Given problem: Print every line of the records below word for word, omitting the pictures.

Exercise material:
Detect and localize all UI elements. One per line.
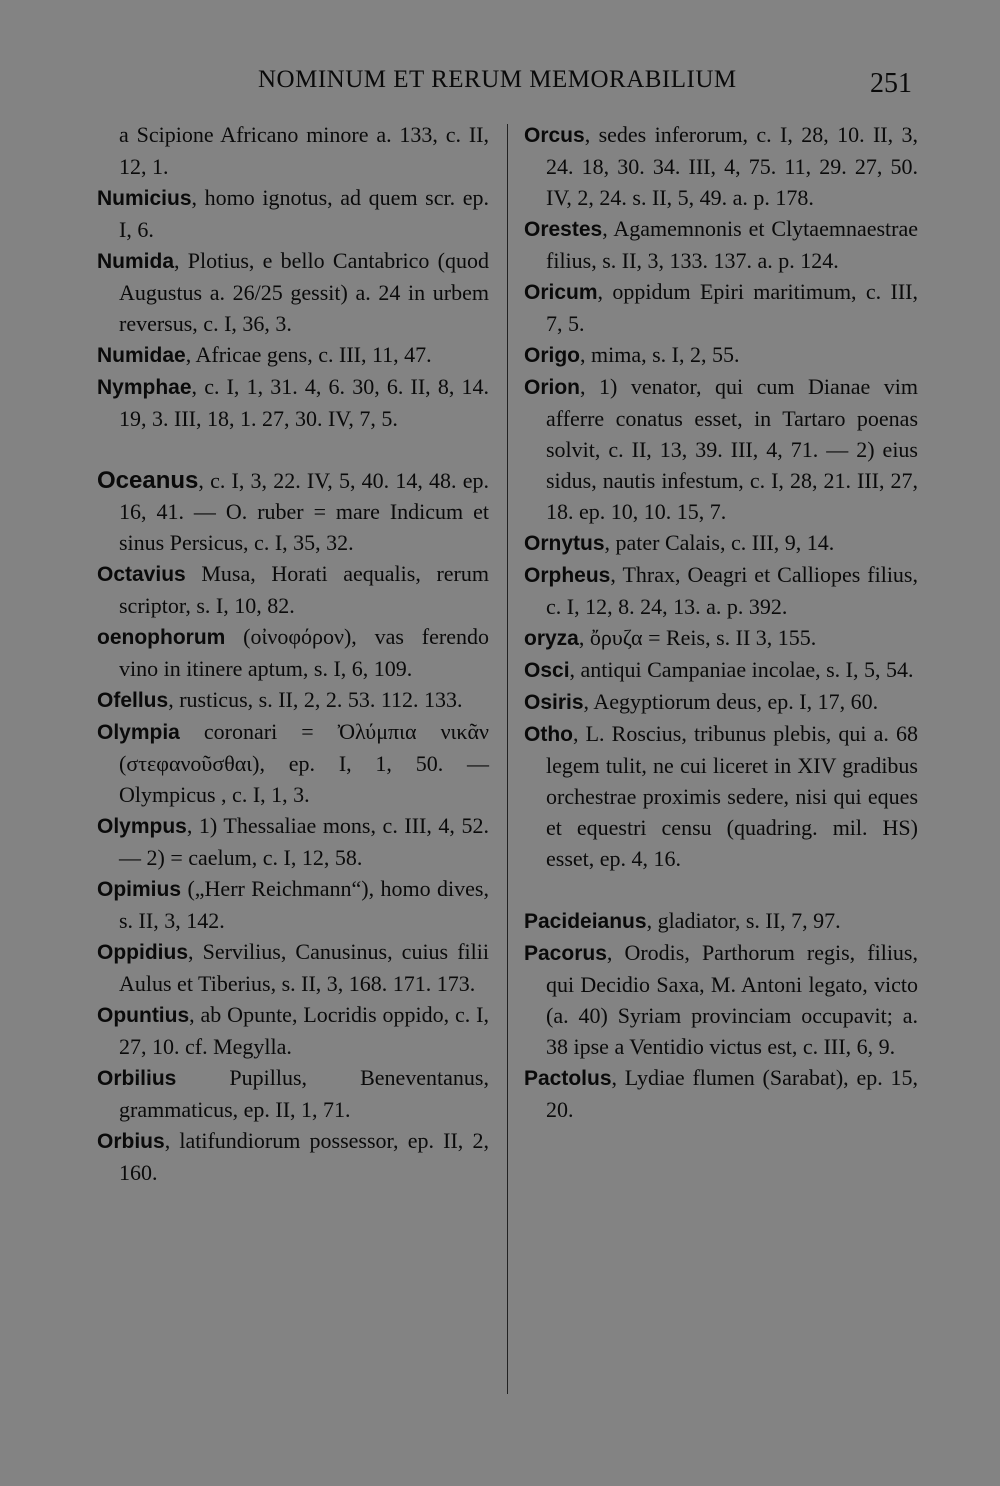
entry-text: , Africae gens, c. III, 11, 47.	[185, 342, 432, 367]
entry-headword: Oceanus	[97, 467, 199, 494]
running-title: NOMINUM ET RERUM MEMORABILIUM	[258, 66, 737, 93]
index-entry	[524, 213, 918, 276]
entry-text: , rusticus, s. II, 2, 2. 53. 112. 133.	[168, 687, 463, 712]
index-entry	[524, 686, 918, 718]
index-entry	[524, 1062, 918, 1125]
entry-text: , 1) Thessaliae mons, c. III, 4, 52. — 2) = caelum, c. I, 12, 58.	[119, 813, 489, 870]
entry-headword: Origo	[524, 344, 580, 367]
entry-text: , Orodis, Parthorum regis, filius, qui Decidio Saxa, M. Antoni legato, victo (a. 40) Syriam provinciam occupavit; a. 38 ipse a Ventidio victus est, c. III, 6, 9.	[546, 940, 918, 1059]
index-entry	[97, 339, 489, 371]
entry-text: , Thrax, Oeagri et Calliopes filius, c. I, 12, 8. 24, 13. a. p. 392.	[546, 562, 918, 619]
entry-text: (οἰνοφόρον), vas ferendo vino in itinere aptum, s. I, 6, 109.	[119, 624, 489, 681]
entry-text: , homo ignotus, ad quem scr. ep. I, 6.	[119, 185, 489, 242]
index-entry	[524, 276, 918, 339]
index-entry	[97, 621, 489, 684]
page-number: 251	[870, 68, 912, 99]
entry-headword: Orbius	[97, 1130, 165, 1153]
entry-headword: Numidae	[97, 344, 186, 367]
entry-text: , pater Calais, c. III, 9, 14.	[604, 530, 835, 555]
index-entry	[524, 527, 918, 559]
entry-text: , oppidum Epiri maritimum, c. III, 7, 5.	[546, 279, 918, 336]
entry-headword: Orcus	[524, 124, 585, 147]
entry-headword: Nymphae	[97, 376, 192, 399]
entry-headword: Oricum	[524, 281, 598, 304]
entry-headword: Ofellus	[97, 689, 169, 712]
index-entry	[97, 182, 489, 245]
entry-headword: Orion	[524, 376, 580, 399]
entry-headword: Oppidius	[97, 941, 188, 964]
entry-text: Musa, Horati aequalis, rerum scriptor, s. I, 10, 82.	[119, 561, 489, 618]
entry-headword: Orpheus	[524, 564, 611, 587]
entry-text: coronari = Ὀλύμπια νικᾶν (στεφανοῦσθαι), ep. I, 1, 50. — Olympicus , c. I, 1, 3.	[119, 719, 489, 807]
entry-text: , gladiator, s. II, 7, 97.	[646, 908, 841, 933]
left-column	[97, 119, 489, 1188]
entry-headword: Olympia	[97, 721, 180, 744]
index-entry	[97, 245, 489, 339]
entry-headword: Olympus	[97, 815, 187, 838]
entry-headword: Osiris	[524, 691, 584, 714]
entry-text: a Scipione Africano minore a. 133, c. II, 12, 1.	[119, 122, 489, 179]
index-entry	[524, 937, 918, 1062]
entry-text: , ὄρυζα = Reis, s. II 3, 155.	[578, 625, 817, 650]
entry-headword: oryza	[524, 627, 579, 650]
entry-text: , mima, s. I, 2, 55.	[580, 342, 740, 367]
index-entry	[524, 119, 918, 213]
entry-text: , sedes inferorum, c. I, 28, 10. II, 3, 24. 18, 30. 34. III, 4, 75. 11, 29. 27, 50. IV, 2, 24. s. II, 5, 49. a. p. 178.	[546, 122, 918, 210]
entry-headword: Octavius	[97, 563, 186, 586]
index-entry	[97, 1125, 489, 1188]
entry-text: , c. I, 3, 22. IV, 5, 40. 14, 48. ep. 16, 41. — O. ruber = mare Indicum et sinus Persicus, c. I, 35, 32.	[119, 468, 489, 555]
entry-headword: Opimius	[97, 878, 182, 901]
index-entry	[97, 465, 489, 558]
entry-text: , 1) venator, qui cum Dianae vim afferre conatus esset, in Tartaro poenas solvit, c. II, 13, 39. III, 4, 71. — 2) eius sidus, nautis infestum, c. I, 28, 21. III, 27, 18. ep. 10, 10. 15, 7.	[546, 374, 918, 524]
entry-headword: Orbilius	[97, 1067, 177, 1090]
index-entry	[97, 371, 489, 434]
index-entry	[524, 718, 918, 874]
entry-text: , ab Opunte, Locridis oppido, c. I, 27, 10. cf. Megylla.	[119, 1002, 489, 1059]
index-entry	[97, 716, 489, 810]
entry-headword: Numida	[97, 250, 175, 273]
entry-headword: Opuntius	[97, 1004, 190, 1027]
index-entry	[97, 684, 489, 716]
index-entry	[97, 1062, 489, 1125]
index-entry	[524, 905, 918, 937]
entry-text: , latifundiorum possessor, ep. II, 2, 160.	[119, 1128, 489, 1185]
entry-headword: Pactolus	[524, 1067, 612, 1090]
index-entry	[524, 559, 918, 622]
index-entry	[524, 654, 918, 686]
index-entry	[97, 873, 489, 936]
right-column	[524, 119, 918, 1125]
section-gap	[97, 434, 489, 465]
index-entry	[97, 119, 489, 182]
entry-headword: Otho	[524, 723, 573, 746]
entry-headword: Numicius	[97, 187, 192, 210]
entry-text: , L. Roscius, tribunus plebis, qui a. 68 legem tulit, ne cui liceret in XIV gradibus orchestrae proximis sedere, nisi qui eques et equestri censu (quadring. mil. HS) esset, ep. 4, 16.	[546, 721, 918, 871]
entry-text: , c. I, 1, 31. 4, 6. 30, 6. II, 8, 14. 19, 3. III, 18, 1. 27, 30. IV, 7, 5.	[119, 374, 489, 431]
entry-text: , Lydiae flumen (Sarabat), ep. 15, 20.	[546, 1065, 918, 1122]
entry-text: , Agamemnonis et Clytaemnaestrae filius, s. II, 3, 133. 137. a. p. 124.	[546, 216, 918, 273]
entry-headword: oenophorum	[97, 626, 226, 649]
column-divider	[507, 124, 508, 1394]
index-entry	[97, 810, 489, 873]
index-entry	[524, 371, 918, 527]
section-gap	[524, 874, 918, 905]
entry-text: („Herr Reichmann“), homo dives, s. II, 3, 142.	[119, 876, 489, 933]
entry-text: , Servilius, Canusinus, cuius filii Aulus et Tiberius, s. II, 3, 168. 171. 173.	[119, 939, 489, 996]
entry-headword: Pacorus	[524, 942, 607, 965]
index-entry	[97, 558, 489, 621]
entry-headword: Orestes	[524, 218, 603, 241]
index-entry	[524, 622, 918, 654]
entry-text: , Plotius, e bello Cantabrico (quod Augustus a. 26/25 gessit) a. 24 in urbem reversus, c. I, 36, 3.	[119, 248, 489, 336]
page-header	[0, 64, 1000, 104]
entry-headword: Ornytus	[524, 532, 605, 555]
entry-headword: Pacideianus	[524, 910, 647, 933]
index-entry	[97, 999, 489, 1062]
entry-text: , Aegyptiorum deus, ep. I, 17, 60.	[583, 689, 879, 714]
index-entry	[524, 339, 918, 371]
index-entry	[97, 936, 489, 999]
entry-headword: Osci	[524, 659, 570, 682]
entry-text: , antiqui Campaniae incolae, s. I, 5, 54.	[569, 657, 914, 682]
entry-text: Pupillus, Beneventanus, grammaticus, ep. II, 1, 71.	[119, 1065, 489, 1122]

Response:
Detect and localize all UI elements. One per line.
entry-text: , Africae gens, c. III, 11, 47.	[185, 342, 432, 367]
entry-headword: Oceanus	[97, 467, 199, 494]
running-title: NOMINUM ET RERUM MEMORABILIUM	[258, 66, 737, 93]
index-entry	[524, 213, 918, 276]
entry-text: , rusticus, s. II, 2, 2. 53. 112. 133.	[168, 687, 463, 712]
index-entry	[524, 686, 918, 718]
index-entry	[524, 1062, 918, 1125]
entry-text: , 1) Thessaliae mons, c. III, 4, 52. — 2) = caelum, c. I, 12, 58.	[119, 813, 489, 870]
entry-headword: Origo	[524, 344, 580, 367]
entry-text: , Orodis, Parthorum regis, filius, qui Decidio Saxa, M. Antoni legato, victo (a. 40) Syriam provinciam occupavit; a. 38 ipse a Ventidio victus est, c. III, 6, 9.	[546, 940, 918, 1059]
index-entry	[97, 339, 489, 371]
entry-text: , Thrax, Oeagri et Calliopes filius, c. I, 12, 8. 24, 13. a. p. 392.	[546, 562, 918, 619]
entry-text: (οἰνοφόρον), vas ferendo vino in itinere aptum, s. I, 6, 109.	[119, 624, 489, 681]
entry-text: , homo ignotus, ad quem scr. ep. I, 6.	[119, 185, 489, 242]
index-entry	[524, 276, 918, 339]
index-entry	[97, 621, 489, 684]
page-number: 251	[870, 68, 912, 99]
entry-headword: Orbius	[97, 1130, 165, 1153]
entry-headword: Numidae	[97, 344, 186, 367]
entry-text: , pater Calais, c. III, 9, 14.	[604, 530, 835, 555]
index-entry	[524, 527, 918, 559]
entry-text: , oppidum Epiri maritimum, c. III, 7, 5.	[546, 279, 918, 336]
entry-headword: Orcus	[524, 124, 585, 147]
entry-headword: Nymphae	[97, 376, 192, 399]
entry-headword: Oricum	[524, 281, 598, 304]
entry-headword: Ofellus	[97, 689, 169, 712]
index-entry	[97, 182, 489, 245]
entry-headword: Orion	[524, 376, 580, 399]
entry-headword: Oppidius	[97, 941, 188, 964]
entry-text: Musa, Horati aequalis, rerum scriptor, s. I, 10, 82.	[119, 561, 489, 618]
entry-headword: Orpheus	[524, 564, 611, 587]
entry-text: coronari = Ὀλύμπια νικᾶν (στεφανοῦσθαι), ep. I, 1, 50. — Olympicus , c. I, 1, 3.	[119, 719, 489, 807]
entry-text: , gladiator, s. II, 7, 97.	[646, 908, 841, 933]
left-column	[97, 119, 489, 1188]
entry-headword: Olympia	[97, 721, 180, 744]
index-entry	[97, 245, 489, 339]
entry-headword: Olympus	[97, 815, 187, 838]
entry-headword: Osiris	[524, 691, 584, 714]
entry-text: a Scipione Africano minore a. 133, c. II, 12, 1.	[119, 122, 489, 179]
index-entry	[524, 937, 918, 1062]
entry-text: , ὄρυζα = Reis, s. II 3, 155.	[578, 625, 817, 650]
entry-headword: oryza	[524, 627, 579, 650]
entry-text: , mima, s. I, 2, 55.	[580, 342, 740, 367]
index-entry	[524, 119, 918, 213]
entry-text: , sedes inferorum, c. I, 28, 10. II, 3, 24. 18, 30. 34. III, 4, 75. 11, 29. 27, 50. IV, 2, 24. s. II, 5, 49. a. p. 178.	[546, 122, 918, 210]
entry-headword: Octavius	[97, 563, 186, 586]
index-entry	[97, 1125, 489, 1188]
entry-text: , c. I, 3, 22. IV, 5, 40. 14, 48. ep. 16, 41. — O. ruber = mare Indicum et sinus Persicus, c. I, 35, 32.	[119, 468, 489, 555]
entry-headword: Opimius	[97, 878, 182, 901]
index-entry	[97, 465, 489, 558]
entry-text: , 1) venator, qui cum Dianae vim afferre conatus esset, in Tartaro poenas solvit, c. II, 13, 39. III, 4, 71. — 2) eius sidus, nautis infestum, c. I, 28, 21. III, 27, 18. ep. 10, 10. 15, 7.	[546, 374, 918, 524]
entry-headword: Orbilius	[97, 1067, 177, 1090]
index-entry	[97, 371, 489, 434]
index-entry	[524, 718, 918, 874]
entry-text: , ab Opunte, Locridis oppido, c. I, 27, 10. cf. Megylla.	[119, 1002, 489, 1059]
index-entry	[97, 716, 489, 810]
entry-headword: Numida	[97, 250, 175, 273]
entry-headword: Opuntius	[97, 1004, 190, 1027]
index-entry	[97, 684, 489, 716]
index-entry	[97, 1062, 489, 1125]
index-entry	[524, 905, 918, 937]
entry-text: , latifundiorum possessor, ep. II, 2, 160.	[119, 1128, 489, 1185]
entry-headword: Pactolus	[524, 1067, 612, 1090]
index-entry	[524, 559, 918, 622]
index-entry	[524, 654, 918, 686]
index-entry	[97, 873, 489, 936]
right-column	[524, 119, 918, 1125]
section-gap	[97, 434, 489, 465]
index-entry	[97, 119, 489, 182]
entry-headword: Otho	[524, 723, 573, 746]
entry-headword: Numicius	[97, 187, 192, 210]
entry-text: , L. Roscius, tribunus plebis, qui a. 68 legem tulit, ne cui liceret in XIV gradibus orchestrae proximis sedere, nisi qui eques et equestri censu (quadring. mil. HS) esset, ep. 4, 16.	[546, 721, 918, 871]
entry-text: , c. I, 1, 31. 4, 6. 30, 6. II, 8, 14. 19, 3. III, 18, 1. 27, 30. IV, 7, 5.	[119, 374, 489, 431]
entry-text: , Lydiae flumen (Sarabat), ep. 15, 20.	[546, 1065, 918, 1122]
entry-text: , Agamemnonis et Clytaemnaestrae filius, s. II, 3, 133. 137. a. p. 124.	[546, 216, 918, 273]
entry-headword: oenophorum	[97, 626, 226, 649]
column-divider	[507, 124, 508, 1394]
index-entry	[97, 810, 489, 873]
index-entry	[524, 371, 918, 527]
section-gap	[524, 874, 918, 905]
entry-text: („Herr Reichmann“), homo dives, s. II, 3, 142.	[119, 876, 489, 933]
entry-text: , Servilius, Canusinus, cuius filii Aulus et Tiberius, s. II, 3, 168. 171. 173.	[119, 939, 489, 996]
entry-headword: Pacorus	[524, 942, 607, 965]
index-entry	[97, 558, 489, 621]
entry-headword: Orestes	[524, 218, 603, 241]
index-entry	[524, 622, 918, 654]
entry-text: , Plotius, e bello Cantabrico (quod Augustus a. 26/25 gessit) a. 24 in urbem reversus, c. I, 36, 3.	[119, 248, 489, 336]
page-header	[0, 64, 1000, 104]
entry-headword: Ornytus	[524, 532, 605, 555]
entry-headword: Pacideianus	[524, 910, 647, 933]
index-entry	[97, 999, 489, 1062]
entry-text: , Aegyptiorum deus, ep. I, 17, 60.	[583, 689, 879, 714]
index-entry	[524, 339, 918, 371]
index-entry	[97, 936, 489, 999]
entry-headword: Osci	[524, 659, 570, 682]
entry-text: , antiqui Campaniae incolae, s. I, 5, 54.	[569, 657, 914, 682]
entry-text: Pupillus, Beneventanus, grammaticus, ep. II, 1, 71.	[119, 1065, 489, 1122]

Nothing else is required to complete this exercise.